## What is asked:
Pull out every line below containing the word "output".

Figure contents as structured data:
****

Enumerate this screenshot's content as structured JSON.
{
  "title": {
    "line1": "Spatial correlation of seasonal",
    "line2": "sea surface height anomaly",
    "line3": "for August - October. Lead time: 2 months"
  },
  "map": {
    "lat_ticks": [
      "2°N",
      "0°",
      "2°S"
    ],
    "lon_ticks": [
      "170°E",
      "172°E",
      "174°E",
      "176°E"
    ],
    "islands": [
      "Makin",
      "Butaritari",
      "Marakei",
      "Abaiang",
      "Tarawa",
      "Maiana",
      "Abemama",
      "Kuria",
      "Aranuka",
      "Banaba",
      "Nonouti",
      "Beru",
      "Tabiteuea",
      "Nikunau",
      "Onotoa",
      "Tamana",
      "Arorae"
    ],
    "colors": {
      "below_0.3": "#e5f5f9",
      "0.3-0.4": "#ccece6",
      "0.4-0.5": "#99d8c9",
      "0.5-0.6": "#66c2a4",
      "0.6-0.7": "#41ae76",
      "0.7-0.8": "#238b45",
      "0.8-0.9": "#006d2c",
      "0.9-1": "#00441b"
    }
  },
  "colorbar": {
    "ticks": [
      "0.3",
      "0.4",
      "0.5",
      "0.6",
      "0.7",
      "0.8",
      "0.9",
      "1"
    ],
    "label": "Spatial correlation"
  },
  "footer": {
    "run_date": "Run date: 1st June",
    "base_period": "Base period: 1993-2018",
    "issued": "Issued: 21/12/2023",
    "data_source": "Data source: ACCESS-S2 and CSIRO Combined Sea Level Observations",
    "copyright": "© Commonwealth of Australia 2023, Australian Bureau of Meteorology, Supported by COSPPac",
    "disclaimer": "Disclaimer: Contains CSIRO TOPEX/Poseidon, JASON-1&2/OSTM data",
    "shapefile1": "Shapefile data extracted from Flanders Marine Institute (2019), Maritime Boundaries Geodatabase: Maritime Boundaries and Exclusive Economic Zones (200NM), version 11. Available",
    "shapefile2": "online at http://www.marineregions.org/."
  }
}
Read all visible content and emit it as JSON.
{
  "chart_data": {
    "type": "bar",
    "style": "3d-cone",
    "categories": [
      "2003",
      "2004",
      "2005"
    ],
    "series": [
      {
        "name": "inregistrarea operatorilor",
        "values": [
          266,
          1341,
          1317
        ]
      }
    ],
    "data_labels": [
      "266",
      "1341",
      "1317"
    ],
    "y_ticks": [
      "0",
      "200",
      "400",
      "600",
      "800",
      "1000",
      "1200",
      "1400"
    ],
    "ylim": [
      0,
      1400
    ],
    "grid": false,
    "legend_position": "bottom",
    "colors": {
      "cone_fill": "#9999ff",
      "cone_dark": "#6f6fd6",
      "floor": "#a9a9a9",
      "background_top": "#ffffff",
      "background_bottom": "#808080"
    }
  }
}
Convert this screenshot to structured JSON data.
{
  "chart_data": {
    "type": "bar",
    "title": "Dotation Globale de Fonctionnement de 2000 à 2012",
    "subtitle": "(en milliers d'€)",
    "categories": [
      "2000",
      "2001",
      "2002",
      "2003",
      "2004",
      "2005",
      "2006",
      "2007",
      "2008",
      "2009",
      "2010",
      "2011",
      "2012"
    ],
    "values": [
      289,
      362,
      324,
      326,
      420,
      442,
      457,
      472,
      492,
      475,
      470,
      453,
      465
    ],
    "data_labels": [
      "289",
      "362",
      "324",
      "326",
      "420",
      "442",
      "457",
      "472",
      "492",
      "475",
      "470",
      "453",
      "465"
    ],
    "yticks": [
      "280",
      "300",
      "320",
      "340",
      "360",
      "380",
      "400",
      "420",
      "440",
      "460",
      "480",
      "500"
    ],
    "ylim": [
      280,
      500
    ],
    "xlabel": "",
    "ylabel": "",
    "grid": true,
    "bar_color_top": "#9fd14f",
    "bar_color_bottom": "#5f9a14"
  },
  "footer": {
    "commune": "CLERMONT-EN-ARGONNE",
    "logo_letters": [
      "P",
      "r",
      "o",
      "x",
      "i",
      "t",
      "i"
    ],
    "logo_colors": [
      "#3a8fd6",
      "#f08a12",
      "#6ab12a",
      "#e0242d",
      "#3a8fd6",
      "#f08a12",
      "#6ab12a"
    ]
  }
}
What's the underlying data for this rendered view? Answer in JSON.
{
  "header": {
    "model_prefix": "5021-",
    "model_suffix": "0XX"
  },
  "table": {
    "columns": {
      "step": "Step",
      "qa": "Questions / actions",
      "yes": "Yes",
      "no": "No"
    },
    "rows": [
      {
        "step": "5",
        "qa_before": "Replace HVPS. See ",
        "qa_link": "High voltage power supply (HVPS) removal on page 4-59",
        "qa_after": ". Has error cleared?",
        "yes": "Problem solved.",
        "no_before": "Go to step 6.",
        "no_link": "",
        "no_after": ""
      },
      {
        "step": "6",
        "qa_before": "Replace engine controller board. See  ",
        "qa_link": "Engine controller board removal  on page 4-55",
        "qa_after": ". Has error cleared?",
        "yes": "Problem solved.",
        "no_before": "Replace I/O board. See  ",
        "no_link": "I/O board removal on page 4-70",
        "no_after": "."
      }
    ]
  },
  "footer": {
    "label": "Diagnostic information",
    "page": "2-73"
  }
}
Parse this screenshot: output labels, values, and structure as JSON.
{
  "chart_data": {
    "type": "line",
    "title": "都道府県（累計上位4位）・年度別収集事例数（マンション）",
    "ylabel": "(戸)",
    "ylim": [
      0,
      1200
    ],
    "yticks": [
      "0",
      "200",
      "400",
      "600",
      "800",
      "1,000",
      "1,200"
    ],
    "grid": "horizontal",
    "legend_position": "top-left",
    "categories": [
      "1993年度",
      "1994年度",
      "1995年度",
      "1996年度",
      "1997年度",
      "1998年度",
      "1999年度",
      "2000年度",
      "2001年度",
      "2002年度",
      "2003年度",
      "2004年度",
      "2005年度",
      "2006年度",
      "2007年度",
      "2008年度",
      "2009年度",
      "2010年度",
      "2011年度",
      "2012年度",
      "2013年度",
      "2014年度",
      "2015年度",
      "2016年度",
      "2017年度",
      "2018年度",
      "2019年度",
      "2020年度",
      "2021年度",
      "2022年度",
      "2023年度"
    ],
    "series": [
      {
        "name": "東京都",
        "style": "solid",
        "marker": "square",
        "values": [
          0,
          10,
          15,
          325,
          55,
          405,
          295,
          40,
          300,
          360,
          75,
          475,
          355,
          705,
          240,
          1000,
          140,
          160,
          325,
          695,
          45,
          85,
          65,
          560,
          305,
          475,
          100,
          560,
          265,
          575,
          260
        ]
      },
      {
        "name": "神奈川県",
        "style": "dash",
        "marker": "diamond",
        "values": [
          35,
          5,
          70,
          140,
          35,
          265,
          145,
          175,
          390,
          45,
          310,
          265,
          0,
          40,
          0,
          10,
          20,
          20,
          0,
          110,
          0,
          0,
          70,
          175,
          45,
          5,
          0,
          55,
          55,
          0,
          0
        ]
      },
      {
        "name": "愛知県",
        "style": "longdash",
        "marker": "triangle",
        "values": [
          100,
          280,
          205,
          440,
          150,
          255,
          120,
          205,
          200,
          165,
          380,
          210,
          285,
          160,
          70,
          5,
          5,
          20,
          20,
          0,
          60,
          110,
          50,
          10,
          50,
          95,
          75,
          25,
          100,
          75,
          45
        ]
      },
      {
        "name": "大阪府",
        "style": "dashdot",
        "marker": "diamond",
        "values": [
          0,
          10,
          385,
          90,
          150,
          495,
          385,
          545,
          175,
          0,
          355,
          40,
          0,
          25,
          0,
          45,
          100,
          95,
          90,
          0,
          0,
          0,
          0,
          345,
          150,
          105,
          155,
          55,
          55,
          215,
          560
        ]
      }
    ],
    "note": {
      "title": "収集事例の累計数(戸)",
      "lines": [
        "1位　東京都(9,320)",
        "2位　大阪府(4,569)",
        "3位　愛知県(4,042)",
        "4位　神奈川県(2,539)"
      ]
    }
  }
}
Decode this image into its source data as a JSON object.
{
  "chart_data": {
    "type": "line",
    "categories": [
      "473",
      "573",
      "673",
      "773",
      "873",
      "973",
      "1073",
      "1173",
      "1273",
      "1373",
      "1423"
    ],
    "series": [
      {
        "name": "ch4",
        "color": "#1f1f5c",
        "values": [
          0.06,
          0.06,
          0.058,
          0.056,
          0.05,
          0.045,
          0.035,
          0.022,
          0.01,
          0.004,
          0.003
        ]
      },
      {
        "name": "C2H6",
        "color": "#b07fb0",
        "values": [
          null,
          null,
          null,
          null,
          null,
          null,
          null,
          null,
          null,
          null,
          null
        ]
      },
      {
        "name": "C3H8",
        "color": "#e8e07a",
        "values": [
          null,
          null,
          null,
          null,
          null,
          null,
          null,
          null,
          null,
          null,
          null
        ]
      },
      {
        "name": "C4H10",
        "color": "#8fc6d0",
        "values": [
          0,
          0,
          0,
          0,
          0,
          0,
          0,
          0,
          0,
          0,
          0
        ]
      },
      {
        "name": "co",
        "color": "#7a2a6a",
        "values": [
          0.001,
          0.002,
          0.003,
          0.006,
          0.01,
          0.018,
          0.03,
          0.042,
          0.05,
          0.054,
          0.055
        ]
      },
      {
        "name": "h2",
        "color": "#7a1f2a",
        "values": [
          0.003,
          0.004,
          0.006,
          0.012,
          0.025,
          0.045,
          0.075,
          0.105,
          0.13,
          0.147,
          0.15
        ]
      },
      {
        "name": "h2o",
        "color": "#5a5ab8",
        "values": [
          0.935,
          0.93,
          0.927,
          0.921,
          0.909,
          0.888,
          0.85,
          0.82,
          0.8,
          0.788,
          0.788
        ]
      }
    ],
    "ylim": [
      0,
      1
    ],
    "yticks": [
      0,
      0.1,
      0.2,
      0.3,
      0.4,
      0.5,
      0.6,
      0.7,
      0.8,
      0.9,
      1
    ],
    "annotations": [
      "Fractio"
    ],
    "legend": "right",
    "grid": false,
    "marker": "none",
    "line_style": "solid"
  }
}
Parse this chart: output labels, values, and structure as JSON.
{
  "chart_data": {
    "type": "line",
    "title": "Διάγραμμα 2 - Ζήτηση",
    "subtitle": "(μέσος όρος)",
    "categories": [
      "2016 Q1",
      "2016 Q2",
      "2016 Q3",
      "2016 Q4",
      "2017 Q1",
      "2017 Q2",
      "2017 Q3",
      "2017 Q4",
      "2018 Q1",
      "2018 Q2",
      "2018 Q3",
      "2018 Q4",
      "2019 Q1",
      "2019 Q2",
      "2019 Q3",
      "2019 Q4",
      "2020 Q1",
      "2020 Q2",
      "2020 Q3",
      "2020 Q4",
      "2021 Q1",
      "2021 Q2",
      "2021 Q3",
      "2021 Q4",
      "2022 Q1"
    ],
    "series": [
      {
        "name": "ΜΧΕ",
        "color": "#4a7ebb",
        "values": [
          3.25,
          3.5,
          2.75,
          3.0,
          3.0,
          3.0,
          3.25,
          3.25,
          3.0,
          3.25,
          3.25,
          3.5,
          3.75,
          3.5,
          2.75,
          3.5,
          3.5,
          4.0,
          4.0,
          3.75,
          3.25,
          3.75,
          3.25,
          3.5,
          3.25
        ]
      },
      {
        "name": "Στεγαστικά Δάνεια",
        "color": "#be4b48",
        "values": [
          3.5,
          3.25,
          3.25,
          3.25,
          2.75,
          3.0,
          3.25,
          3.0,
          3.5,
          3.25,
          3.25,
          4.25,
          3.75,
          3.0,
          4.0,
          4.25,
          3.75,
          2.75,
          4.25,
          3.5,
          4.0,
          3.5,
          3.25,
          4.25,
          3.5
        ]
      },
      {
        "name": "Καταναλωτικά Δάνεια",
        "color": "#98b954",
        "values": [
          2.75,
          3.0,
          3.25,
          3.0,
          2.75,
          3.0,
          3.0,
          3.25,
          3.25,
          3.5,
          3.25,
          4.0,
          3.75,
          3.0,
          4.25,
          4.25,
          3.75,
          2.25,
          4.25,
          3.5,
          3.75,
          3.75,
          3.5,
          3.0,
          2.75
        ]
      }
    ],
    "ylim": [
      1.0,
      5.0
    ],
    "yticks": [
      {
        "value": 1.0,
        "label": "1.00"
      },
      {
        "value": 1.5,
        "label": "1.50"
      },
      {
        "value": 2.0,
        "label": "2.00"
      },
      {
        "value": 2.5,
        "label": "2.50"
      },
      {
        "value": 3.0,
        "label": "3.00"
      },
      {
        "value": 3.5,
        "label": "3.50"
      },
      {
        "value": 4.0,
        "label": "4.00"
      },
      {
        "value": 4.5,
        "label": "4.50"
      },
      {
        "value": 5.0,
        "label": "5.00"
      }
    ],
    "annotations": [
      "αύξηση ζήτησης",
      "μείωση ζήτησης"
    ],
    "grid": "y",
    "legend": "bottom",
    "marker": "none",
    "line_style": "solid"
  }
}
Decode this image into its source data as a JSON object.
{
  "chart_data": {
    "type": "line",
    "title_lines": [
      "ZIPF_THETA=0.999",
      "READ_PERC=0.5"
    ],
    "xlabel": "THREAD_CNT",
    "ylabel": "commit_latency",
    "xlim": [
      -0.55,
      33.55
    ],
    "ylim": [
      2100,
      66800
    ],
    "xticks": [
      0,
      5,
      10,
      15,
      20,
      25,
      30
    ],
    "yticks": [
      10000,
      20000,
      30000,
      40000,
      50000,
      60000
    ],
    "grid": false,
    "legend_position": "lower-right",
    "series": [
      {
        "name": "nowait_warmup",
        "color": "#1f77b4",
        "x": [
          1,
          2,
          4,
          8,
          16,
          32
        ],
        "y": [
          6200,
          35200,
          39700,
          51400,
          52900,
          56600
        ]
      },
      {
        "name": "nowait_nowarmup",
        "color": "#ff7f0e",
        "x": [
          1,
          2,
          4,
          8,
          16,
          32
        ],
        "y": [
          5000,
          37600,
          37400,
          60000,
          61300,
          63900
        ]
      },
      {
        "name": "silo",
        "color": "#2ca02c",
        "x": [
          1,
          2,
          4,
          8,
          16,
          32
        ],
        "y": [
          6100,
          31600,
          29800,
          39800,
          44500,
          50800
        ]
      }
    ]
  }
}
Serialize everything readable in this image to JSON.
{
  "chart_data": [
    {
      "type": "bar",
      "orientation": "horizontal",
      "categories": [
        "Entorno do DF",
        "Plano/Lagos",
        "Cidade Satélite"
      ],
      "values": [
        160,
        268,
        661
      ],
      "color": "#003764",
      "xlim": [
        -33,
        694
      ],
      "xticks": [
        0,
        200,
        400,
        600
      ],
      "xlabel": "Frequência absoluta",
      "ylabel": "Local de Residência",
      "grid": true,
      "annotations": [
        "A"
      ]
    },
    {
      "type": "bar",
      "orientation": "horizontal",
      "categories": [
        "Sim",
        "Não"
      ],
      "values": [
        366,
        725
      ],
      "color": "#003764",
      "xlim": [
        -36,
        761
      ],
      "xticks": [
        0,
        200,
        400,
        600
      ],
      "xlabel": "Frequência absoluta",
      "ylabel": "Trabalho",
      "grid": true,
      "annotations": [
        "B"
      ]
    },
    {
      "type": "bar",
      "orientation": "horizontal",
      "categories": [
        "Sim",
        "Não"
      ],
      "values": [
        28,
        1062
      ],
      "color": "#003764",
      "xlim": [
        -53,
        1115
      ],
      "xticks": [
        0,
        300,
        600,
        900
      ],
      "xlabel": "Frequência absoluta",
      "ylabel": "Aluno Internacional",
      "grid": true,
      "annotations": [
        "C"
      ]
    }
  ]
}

****

## Solution to this problem:
Parse this screenshot: output labels, values, and structure as JSON.
Parse this chart: output labels, values, and structure as JSON.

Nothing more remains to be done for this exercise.